Exercise task: Wherever the word "name" appears in a line, extract that line.

====

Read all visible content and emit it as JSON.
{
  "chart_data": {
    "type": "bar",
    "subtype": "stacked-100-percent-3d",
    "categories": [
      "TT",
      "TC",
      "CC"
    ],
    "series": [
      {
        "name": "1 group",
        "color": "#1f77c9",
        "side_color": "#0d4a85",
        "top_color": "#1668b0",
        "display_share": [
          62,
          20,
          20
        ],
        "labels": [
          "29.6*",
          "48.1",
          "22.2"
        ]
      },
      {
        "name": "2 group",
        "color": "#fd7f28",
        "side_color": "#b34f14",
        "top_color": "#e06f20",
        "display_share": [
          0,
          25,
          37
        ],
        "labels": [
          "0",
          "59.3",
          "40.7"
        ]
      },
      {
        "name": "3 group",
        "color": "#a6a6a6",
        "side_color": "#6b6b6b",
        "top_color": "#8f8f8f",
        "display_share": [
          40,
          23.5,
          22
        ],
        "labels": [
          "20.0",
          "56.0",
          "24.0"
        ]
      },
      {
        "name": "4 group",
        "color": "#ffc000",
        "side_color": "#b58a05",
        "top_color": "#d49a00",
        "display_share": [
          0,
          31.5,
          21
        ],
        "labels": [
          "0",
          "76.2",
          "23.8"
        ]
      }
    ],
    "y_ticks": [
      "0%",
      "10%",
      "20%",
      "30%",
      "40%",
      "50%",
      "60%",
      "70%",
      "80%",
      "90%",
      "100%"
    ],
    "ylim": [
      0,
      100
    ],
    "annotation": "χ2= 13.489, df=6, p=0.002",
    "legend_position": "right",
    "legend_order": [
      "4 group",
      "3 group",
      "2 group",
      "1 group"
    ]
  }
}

====

Task result:
        "name": "1 group",
        "name": "2 group",
        "name": "3 group",
        "name": "4 group",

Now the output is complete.